Collected data entries
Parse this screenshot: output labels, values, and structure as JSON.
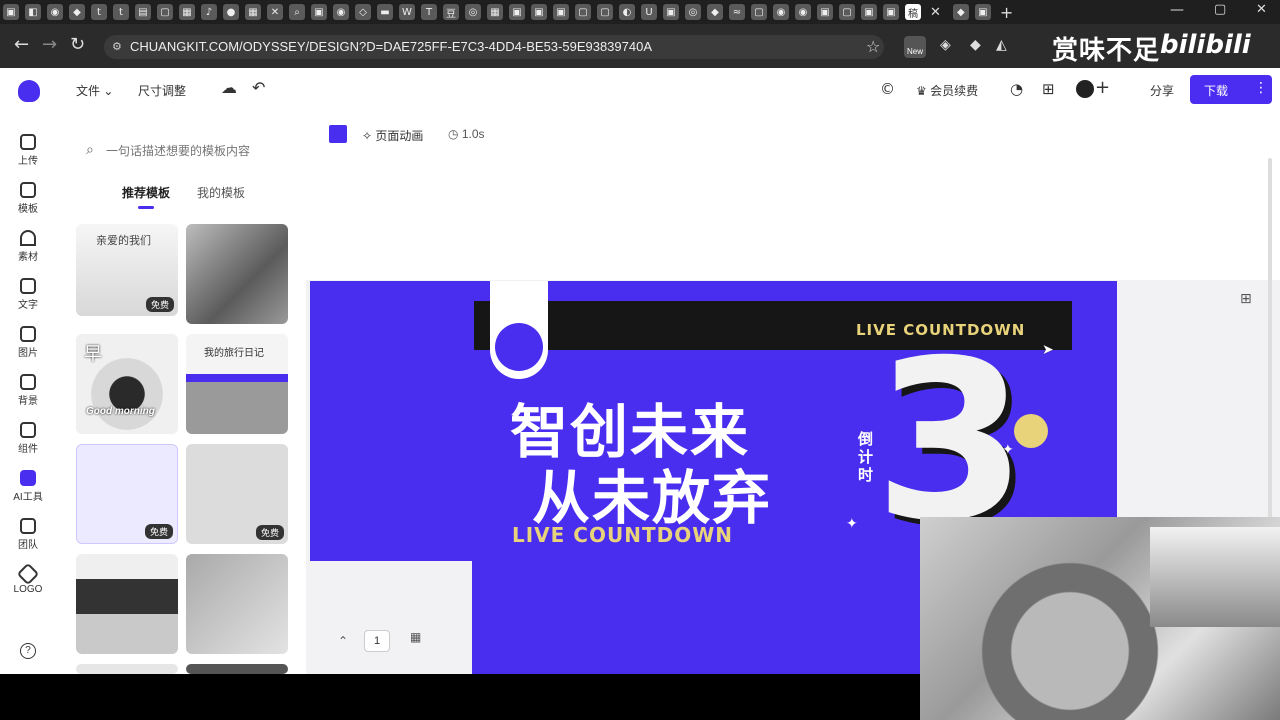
{
  "browser": {
    "url": "CHUANGKIT.COM/ODYSSEY/DESIGN?D=DAE725FF-E7C3-4DD4-BE53-59E93839740A",
    "new_badge": "New"
  },
  "watermark": {
    "text": "赏味不足",
    "logo": "bilibili"
  },
  "toolbar": {
    "file_label": "文件",
    "resize_label": "尺寸调整",
    "member_label": "会员续费",
    "share_label": "分享",
    "download_label": "下载"
  },
  "rail": [
    {
      "label": "上传",
      "icon": "upload-icon"
    },
    {
      "label": "模板",
      "icon": "template-icon"
    },
    {
      "label": "素材",
      "icon": "material-icon"
    },
    {
      "label": "文字",
      "icon": "text-icon"
    },
    {
      "label": "图片",
      "icon": "image-icon"
    },
    {
      "label": "背景",
      "icon": "background-icon"
    },
    {
      "label": "组件",
      "icon": "component-icon"
    },
    {
      "label": "AI工具",
      "icon": "ai-icon"
    },
    {
      "label": "团队",
      "icon": "team-icon"
    },
    {
      "label": "LOGO",
      "icon": "logo-icon"
    }
  ],
  "panel": {
    "search_placeholder": "一句话描述想要的模板内容",
    "tabs": [
      "推荐模板",
      "我的模板"
    ],
    "free_label": "免费",
    "thumb_texts": [
      "亲爱的我们",
      "早",
      "我的旅行日记",
      "Good morning"
    ]
  },
  "canvas_toolbar": {
    "animation_label": "页面动画",
    "duration": "1.0s"
  },
  "design": {
    "title_line1": "智创未来",
    "title_line2": "从未放弃",
    "subtitle": "LIVE COUNTDOWN",
    "banner_text": "LIVE COUNTDOWN",
    "side_text": "倒计时",
    "big_number": "3"
  },
  "pager": {
    "page": "1"
  },
  "colors": {
    "accent": "#4a2ef0",
    "button": "#4b2df2",
    "yellow": "#e8d27a"
  }
}
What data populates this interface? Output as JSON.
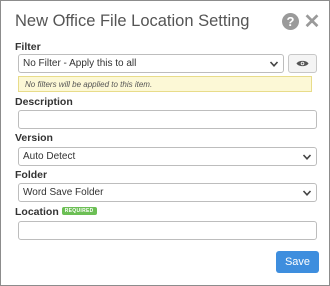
{
  "dialog": {
    "title": "New Office File Location Setting",
    "help_icon": "question-circle-icon",
    "close_icon": "close-icon"
  },
  "filter": {
    "label": "Filter",
    "selected": "No Filter - Apply this to all",
    "preview_icon": "eye-icon",
    "notice": "No filters will be applied to this item."
  },
  "description": {
    "label": "Description",
    "value": ""
  },
  "version": {
    "label": "Version",
    "selected": "Auto Detect"
  },
  "folder": {
    "label": "Folder",
    "selected": "Word Save Folder"
  },
  "location": {
    "label": "Location",
    "required_badge": "REQUIRED",
    "value": ""
  },
  "actions": {
    "save_label": "Save"
  },
  "colors": {
    "primary": "#3e8ede",
    "required": "#6cbf55",
    "notice_bg": "#fcf8d6"
  }
}
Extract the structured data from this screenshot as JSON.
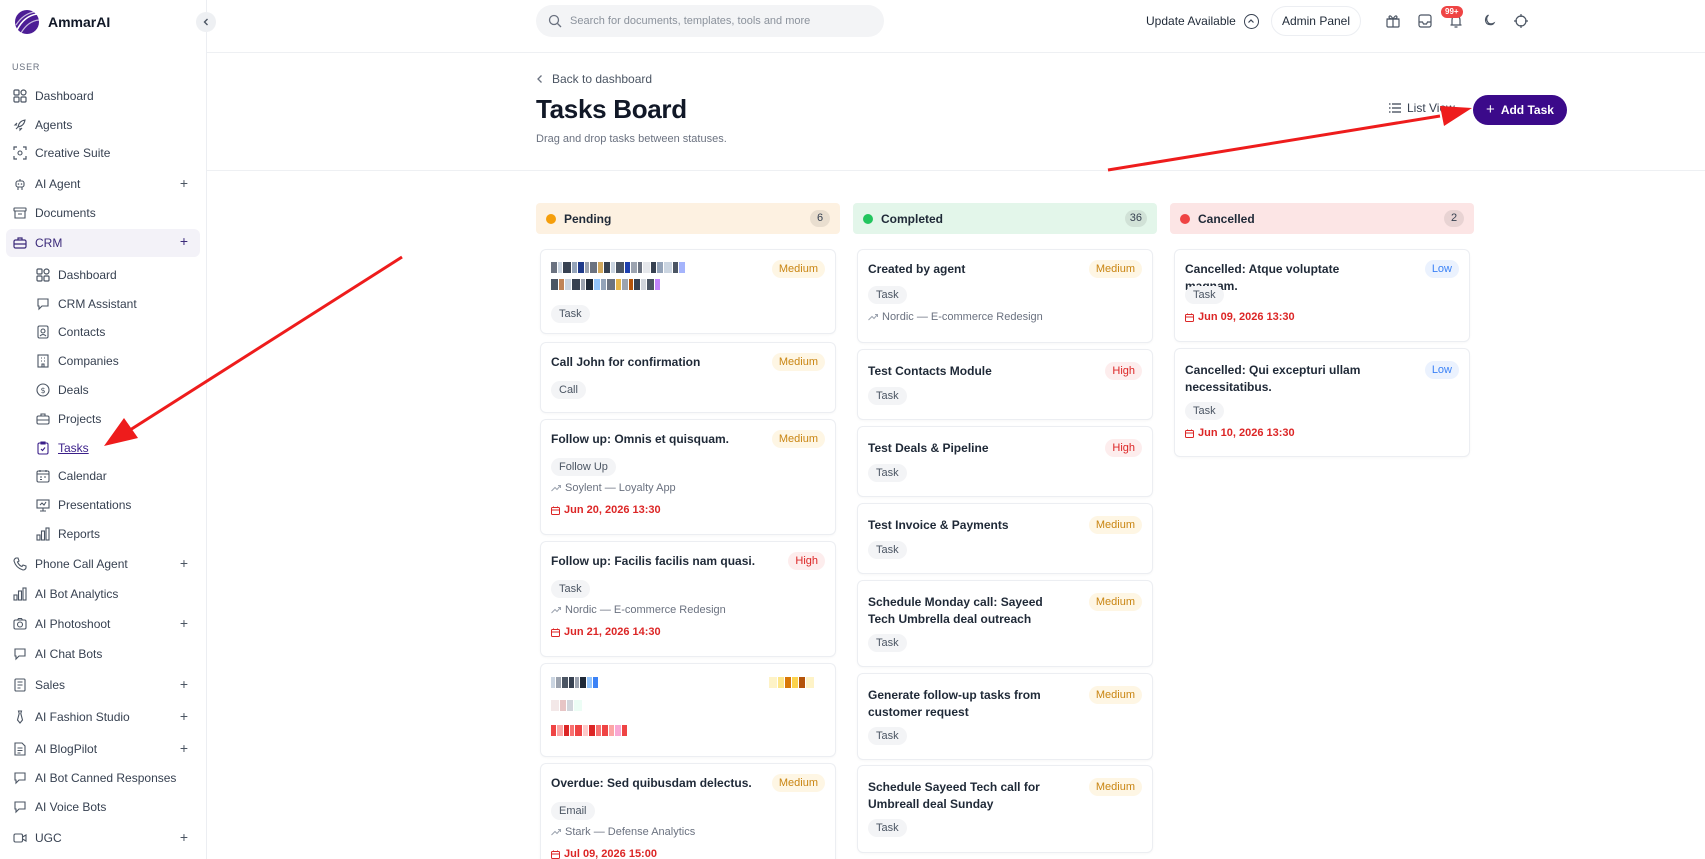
{
  "app": {
    "name": "AmmarAI"
  },
  "sidebar": {
    "section_label": "USER",
    "items": [
      {
        "label": "Dashboard",
        "icon": "grid-icon"
      },
      {
        "label": "Agents",
        "icon": "rocket-icon"
      },
      {
        "label": "Creative Suite",
        "icon": "frame-icon"
      },
      {
        "label": "AI Agent",
        "icon": "robot-icon",
        "expand": "+"
      },
      {
        "label": "Documents",
        "icon": "archive-icon"
      },
      {
        "label": "CRM",
        "icon": "briefcase-icon",
        "expand": "+"
      },
      {
        "label": "Phone Call Agent",
        "icon": "phone-icon",
        "expand": "+"
      },
      {
        "label": "AI Bot Analytics",
        "icon": "bar-chart-icon"
      },
      {
        "label": "AI Photoshoot",
        "icon": "camera-icon",
        "expand": "+"
      },
      {
        "label": "AI Chat Bots",
        "icon": "chat-icon"
      },
      {
        "label": "Sales",
        "icon": "clipboard-icon",
        "expand": "+"
      },
      {
        "label": "AI Fashion Studio",
        "icon": "tie-icon",
        "expand": "+"
      },
      {
        "label": "AI BlogPilot",
        "icon": "document-icon",
        "expand": "+"
      },
      {
        "label": "AI Bot Canned Responses",
        "icon": "chat-icon"
      },
      {
        "label": "AI Voice Bots",
        "icon": "chat-icon"
      },
      {
        "label": "UGC",
        "icon": "video-icon",
        "expand": "+"
      }
    ],
    "crm_items": [
      {
        "label": "Dashboard",
        "icon": "grid-icon"
      },
      {
        "label": "CRM Assistant",
        "icon": "chat-icon"
      },
      {
        "label": "Contacts",
        "icon": "contacts-icon"
      },
      {
        "label": "Companies",
        "icon": "building-icon"
      },
      {
        "label": "Deals",
        "icon": "dollar-icon"
      },
      {
        "label": "Projects",
        "icon": "briefcase-icon"
      },
      {
        "label": "Tasks",
        "icon": "task-icon"
      },
      {
        "label": "Calendar",
        "icon": "calendar-icon"
      },
      {
        "label": "Presentations",
        "icon": "presentation-icon"
      },
      {
        "label": "Reports",
        "icon": "bar-chart-icon"
      }
    ]
  },
  "topbar": {
    "search_placeholder": "Search for documents, templates, tools and more",
    "update_label": "Update Available",
    "admin_label": "Admin Panel",
    "notification_badge": "99+"
  },
  "page": {
    "back_label": "Back to dashboard",
    "title": "Tasks Board",
    "subtitle": "Drag and drop tasks between statuses.",
    "list_view_label": "List View",
    "add_task_label": "Add Task"
  },
  "colors": {
    "accent": "#3b0a8a",
    "pending": "#f59e0b",
    "completed": "#22c55e",
    "cancelled": "#ef4444"
  },
  "columns": [
    {
      "title": "Pending",
      "count": "6",
      "cards": [
        {
          "title": "",
          "blurred": true,
          "priority": "Medium",
          "tag": "Task"
        },
        {
          "title": "Call John for confirmation",
          "priority": "Medium",
          "tag": "Call"
        },
        {
          "title": "Follow up: Omnis et quisquam.",
          "priority": "Medium",
          "tag": "Follow Up",
          "project": "Soylent — Loyalty App",
          "due": "Jun 20, 2026 13:30"
        },
        {
          "title": "Follow up: Facilis facilis nam quasi.",
          "priority": "High",
          "tag": "Task",
          "project": "Nordic — E-commerce Redesign",
          "due": "Jun 21, 2026 14:30"
        },
        {
          "title": "",
          "blurred": true,
          "priority": "",
          "tag": ""
        },
        {
          "title": "Overdue: Sed quibusdam delectus.",
          "priority": "Medium",
          "tag": "Email",
          "project": "Stark — Defense Analytics",
          "due": "Jul 09, 2026 15:00"
        }
      ]
    },
    {
      "title": "Completed",
      "count": "36",
      "cards": [
        {
          "title": "Created by agent",
          "priority": "Medium",
          "tag": "Task",
          "project": "Nordic — E-commerce Redesign"
        },
        {
          "title": "Test Contacts Module",
          "priority": "High",
          "tag": "Task"
        },
        {
          "title": "Test Deals & Pipeline",
          "priority": "High",
          "tag": "Task"
        },
        {
          "title": "Test Invoice & Payments",
          "priority": "Medium",
          "tag": "Task"
        },
        {
          "title": "Schedule Monday call: Sayeed Tech Umbrella deal outreach",
          "priority": "Medium",
          "tag": "Task"
        },
        {
          "title": "Generate follow-up tasks from customer request",
          "priority": "Medium",
          "tag": "Task"
        },
        {
          "title": "Schedule Sayeed Tech call for Umbreall deal Sunday",
          "priority": "Medium",
          "tag": "Task"
        }
      ]
    },
    {
      "title": "Cancelled",
      "count": "2",
      "cards": [
        {
          "title": "Cancelled: Atque voluptate magnam.",
          "priority": "Low",
          "tag": "Task",
          "due": "Jun 09, 2026 13:30"
        },
        {
          "title": "Cancelled: Qui excepturi ullam necessitatibus.",
          "priority": "Low",
          "tag": "Task",
          "due": "Jun 10, 2026 13:30"
        }
      ]
    }
  ]
}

» Written problem
Set the entries down again exactly. Do not include the images.

» Answer to the problem
Parse this screenshot: output labels, values, and structure as JSON.
{
  "browser": {
    "url": "CHUANGKIT.COM/ODYSSEY/DESIGN?D=DAE725FF-E7C3-4DD4-BE53-59E93839740A",
    "new_badge": "New"
  },
  "watermark": {
    "text": "赏味不足",
    "logo": "bilibili"
  },
  "toolbar": {
    "file_label": "文件",
    "resize_label": "尺寸调整",
    "member_label": "会员续费",
    "share_label": "分享",
    "download_label": "下载"
  },
  "rail": [
    {
      "label": "上传",
      "icon": "upload-icon"
    },
    {
      "label": "模板",
      "icon": "template-icon"
    },
    {
      "label": "素材",
      "icon": "material-icon"
    },
    {
      "label": "文字",
      "icon": "text-icon"
    },
    {
      "label": "图片",
      "icon": "image-icon"
    },
    {
      "label": "背景",
      "icon": "background-icon"
    },
    {
      "label": "组件",
      "icon": "component-icon"
    },
    {
      "label": "AI工具",
      "icon": "ai-icon"
    },
    {
      "label": "团队",
      "icon": "team-icon"
    },
    {
      "label": "LOGO",
      "icon": "logo-icon"
    }
  ],
  "panel": {
    "search_placeholder": "一句话描述想要的模板内容",
    "tabs": [
      "推荐模板",
      "我的模板"
    ],
    "free_label": "免费",
    "thumb_texts": [
      "亲爱的我们",
      "早",
      "我的旅行日记",
      "Good morning"
    ]
  },
  "canvas_toolbar": {
    "animation_label": "页面动画",
    "duration": "1.0s"
  },
  "design": {
    "title_line1": "智创未来",
    "title_line2": "从未放弃",
    "subtitle": "LIVE COUNTDOWN",
    "banner_text": "LIVE COUNTDOWN",
    "side_text": "倒计时",
    "big_number": "3"
  },
  "pager": {
    "page": "1"
  },
  "colors": {
    "accent": "#4a2ef0",
    "button": "#4b2df2",
    "yellow": "#e8d27a"
  }
}
What data populates this interface? Output as JSON.
{
  "dialog": {
    "title": "New Office File Location Setting",
    "help_icon": "question-circle-icon",
    "close_icon": "close-icon"
  },
  "filter": {
    "label": "Filter",
    "selected": "No Filter - Apply this to all",
    "preview_icon": "eye-icon",
    "notice": "No filters will be applied to this item."
  },
  "description": {
    "label": "Description",
    "value": ""
  },
  "version": {
    "label": "Version",
    "selected": "Auto Detect"
  },
  "folder": {
    "label": "Folder",
    "selected": "Word Save Folder"
  },
  "location": {
    "label": "Location",
    "required_badge": "REQUIRED",
    "value": ""
  },
  "actions": {
    "save_label": "Save"
  },
  "colors": {
    "primary": "#3e8ede",
    "required": "#6cbf55",
    "notice_bg": "#fcf8d6"
  }
}
Extract the structured data from this screenshot as JSON.
{
  "app": {
    "name": "AmmarAI"
  },
  "sidebar": {
    "section_label": "USER",
    "items": [
      {
        "label": "Dashboard",
        "icon": "grid-icon"
      },
      {
        "label": "Agents",
        "icon": "rocket-icon"
      },
      {
        "label": "Creative Suite",
        "icon": "frame-icon"
      },
      {
        "label": "AI Agent",
        "icon": "robot-icon",
        "expand": "+"
      },
      {
        "label": "Documents",
        "icon": "archive-icon"
      },
      {
        "label": "CRM",
        "icon": "briefcase-icon",
        "expand": "+"
      },
      {
        "label": "Phone Call Agent",
        "icon": "phone-icon",
        "expand": "+"
      },
      {
        "label": "AI Bot Analytics",
        "icon": "bar-chart-icon"
      },
      {
        "label": "AI Photoshoot",
        "icon": "camera-icon",
        "expand": "+"
      },
      {
        "label": "AI Chat Bots",
        "icon": "chat-icon"
      },
      {
        "label": "Sales",
        "icon": "clipboard-icon",
        "expand": "+"
      },
      {
        "label": "AI Fashion Studio",
        "icon": "tie-icon",
        "expand": "+"
      },
      {
        "label": "AI BlogPilot",
        "icon": "document-icon",
        "expand": "+"
      },
      {
        "label": "AI Bot Canned Responses",
        "icon": "chat-icon"
      },
      {
        "label": "AI Voice Bots",
        "icon": "chat-icon"
      },
      {
        "label": "UGC",
        "icon": "video-icon",
        "expand": "+"
      }
    ],
    "crm_items": [
      {
        "label": "Dashboard",
        "icon": "grid-icon"
      },
      {
        "label": "CRM Assistant",
        "icon": "chat-icon"
      },
      {
        "label": "Contacts",
        "icon": "contacts-icon"
      },
      {
        "label": "Companies",
        "icon": "building-icon"
      },
      {
        "label": "Deals",
        "icon": "dollar-icon"
      },
      {
        "label": "Projects",
        "icon": "briefcase-icon"
      },
      {
        "label": "Tasks",
        "icon": "task-icon"
      },
      {
        "label": "Calendar",
        "icon": "calendar-icon"
      },
      {
        "label": "Presentations",
        "icon": "presentation-icon"
      },
      {
        "label": "Reports",
        "icon": "bar-chart-icon"
      }
    ]
  },
  "topbar": {
    "search_placeholder": "Search for documents, templates, tools and more",
    "update_label": "Update Available",
    "admin_label": "Admin Panel",
    "notification_badge": "99+"
  },
  "page": {
    "back_label": "Back to dashboard",
    "title": "Tasks Board",
    "subtitle": "Drag and drop tasks between statuses.",
    "list_view_label": "List View",
    "add_task_label": "Add Task"
  },
  "colors": {
    "accent": "#3b0a8a",
    "pending": "#f59e0b",
    "completed": "#22c55e",
    "cancelled": "#ef4444"
  },
  "columns": [
    {
      "title": "Pending",
      "count": "6",
      "cards": [
        {
          "title": "",
          "blurred": true,
          "priority": "Medium",
          "tag": "Task"
        },
        {
          "title": "Call John for confirmation",
          "priority": "Medium",
          "tag": "Call"
        },
        {
          "title": "Follow up: Omnis et quisquam.",
          "priority": "Medium",
          "tag": "Follow Up",
          "project": "Soylent — Loyalty App",
          "due": "Jun 20, 2026 13:30"
        },
        {
          "title": "Follow up: Facilis facilis nam quasi.",
          "priority": "High",
          "tag": "Task",
          "project": "Nordic — E-commerce Redesign",
          "due": "Jun 21, 2026 14:30"
        },
        {
          "title": "",
          "blurred": true,
          "priority": "",
          "tag": ""
        },
        {
          "title": "Overdue: Sed quibusdam delectus.",
          "priority": "Medium",
          "tag": "Email",
          "project": "Stark — Defense Analytics",
          "due": "Jul 09, 2026 15:00"
        }
      ]
    },
    {
      "title": "Completed",
      "count": "36",
      "cards": [
        {
          "title": "Created by agent",
          "priority": "Medium",
          "tag": "Task",
          "project": "Nordic — E-commerce Redesign"
        },
        {
          "title": "Test Contacts Module",
          "priority": "High",
          "tag": "Task"
        },
        {
          "title": "Test Deals & Pipeline",
          "priority": "High",
          "tag": "Task"
        },
        {
          "title": "Test Invoice & Payments",
          "priority": "Medium",
          "tag": "Task"
        },
        {
          "title": "Schedule Monday call: Sayeed Tech Umbrella deal outreach",
          "priority": "Medium",
          "tag": "Task"
        },
        {
          "title": "Generate follow-up tasks from customer request",
          "priority": "Medium",
          "tag": "Task"
        },
        {
          "title": "Schedule Sayeed Tech call for Umbreall deal Sunday",
          "priority": "Medium",
          "tag": "Task"
        }
      ]
    },
    {
      "title": "Cancelled",
      "count": "2",
      "cards": [
        {
          "title": "Cancelled: Atque voluptate magnam.",
          "priority": "Low",
          "tag": "Task",
          "due": "Jun 09, 2026 13:30"
        },
        {
          "title": "Cancelled: Qui excepturi ullam necessitatibus.",
          "priority": "Low",
          "tag": "Task",
          "due": "Jun 10, 2026 13:30"
        }
      ]
    }
  ]
}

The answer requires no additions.